Items from a dataset:

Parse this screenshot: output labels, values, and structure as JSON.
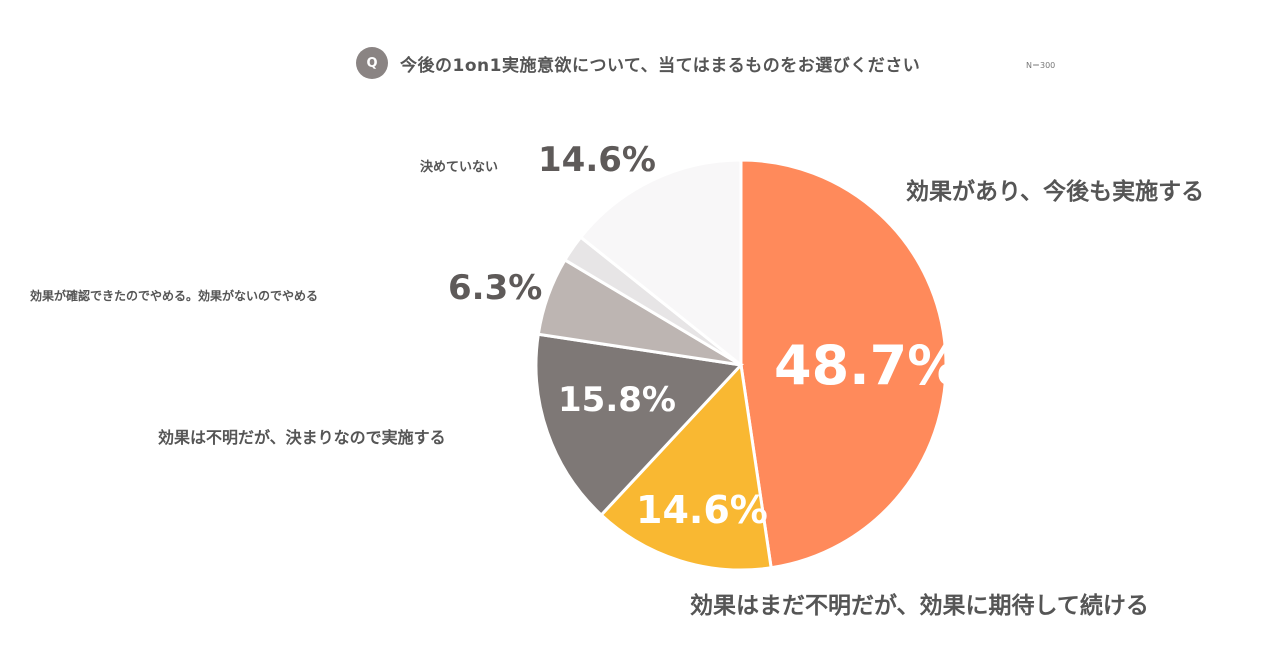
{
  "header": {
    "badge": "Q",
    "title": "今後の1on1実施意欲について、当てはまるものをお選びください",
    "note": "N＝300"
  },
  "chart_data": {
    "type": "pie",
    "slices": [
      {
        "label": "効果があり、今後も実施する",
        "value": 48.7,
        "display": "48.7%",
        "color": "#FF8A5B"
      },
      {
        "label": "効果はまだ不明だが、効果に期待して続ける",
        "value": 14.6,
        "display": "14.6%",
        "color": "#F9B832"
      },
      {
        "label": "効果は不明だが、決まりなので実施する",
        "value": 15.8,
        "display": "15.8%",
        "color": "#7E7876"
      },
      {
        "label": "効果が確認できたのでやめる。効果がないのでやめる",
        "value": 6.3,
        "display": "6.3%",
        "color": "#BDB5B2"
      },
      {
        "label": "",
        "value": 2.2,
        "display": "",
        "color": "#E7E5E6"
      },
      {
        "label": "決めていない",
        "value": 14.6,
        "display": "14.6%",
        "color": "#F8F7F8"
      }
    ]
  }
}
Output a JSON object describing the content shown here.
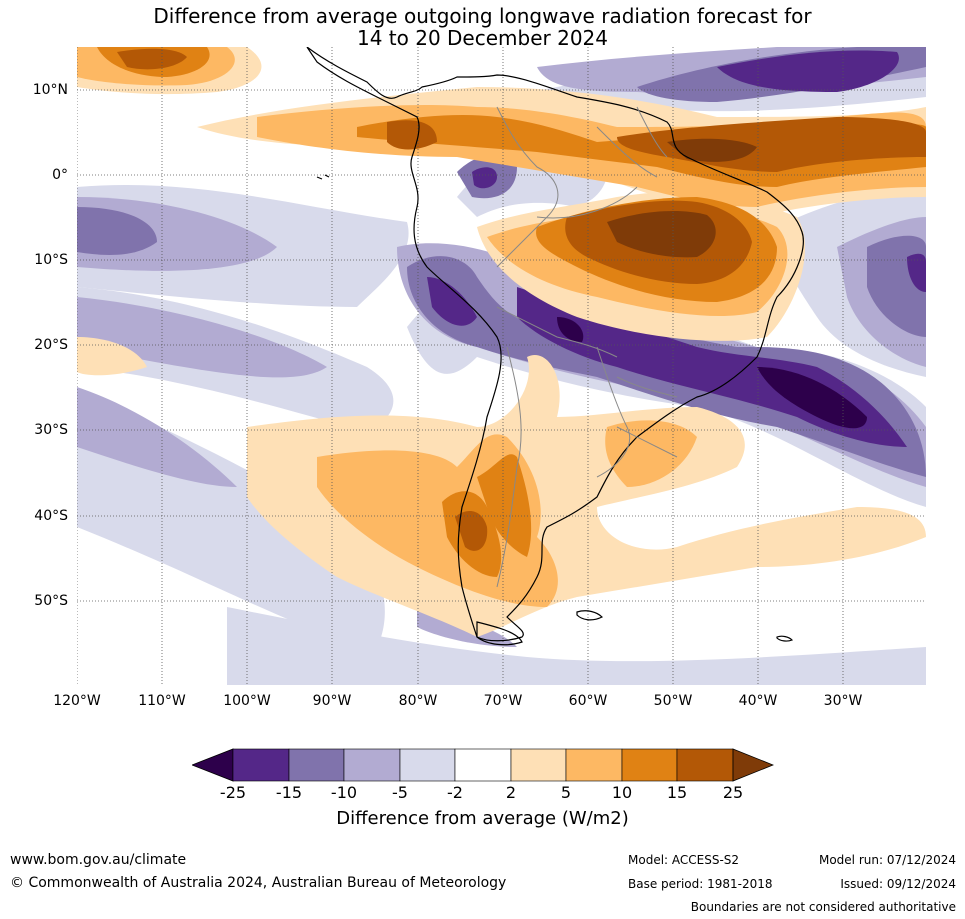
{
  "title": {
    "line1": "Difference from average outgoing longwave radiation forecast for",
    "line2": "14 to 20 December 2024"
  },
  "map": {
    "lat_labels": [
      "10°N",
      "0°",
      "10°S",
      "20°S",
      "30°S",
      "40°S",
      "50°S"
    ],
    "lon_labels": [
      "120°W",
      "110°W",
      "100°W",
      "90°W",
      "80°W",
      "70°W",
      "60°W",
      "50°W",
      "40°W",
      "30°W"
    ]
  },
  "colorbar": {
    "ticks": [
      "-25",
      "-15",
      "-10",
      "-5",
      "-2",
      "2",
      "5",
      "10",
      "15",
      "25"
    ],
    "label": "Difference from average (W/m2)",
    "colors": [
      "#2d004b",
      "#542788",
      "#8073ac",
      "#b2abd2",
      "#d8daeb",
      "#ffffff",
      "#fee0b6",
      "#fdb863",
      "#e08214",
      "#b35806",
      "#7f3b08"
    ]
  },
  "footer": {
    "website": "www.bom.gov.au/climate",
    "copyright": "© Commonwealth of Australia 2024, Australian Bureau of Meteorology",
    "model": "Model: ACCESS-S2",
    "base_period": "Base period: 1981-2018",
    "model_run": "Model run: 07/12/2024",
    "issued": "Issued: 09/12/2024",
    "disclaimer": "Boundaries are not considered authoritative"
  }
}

THE EXERCISE:
Read the entries and pick out all lines that include the word "display".

TASK SOLUTION:
        "display": "48.7%",
        "display": "14.6%",
        "display": "15.8%",
        "display": "6.3%",
        "display": "",
        "display": "14.6%",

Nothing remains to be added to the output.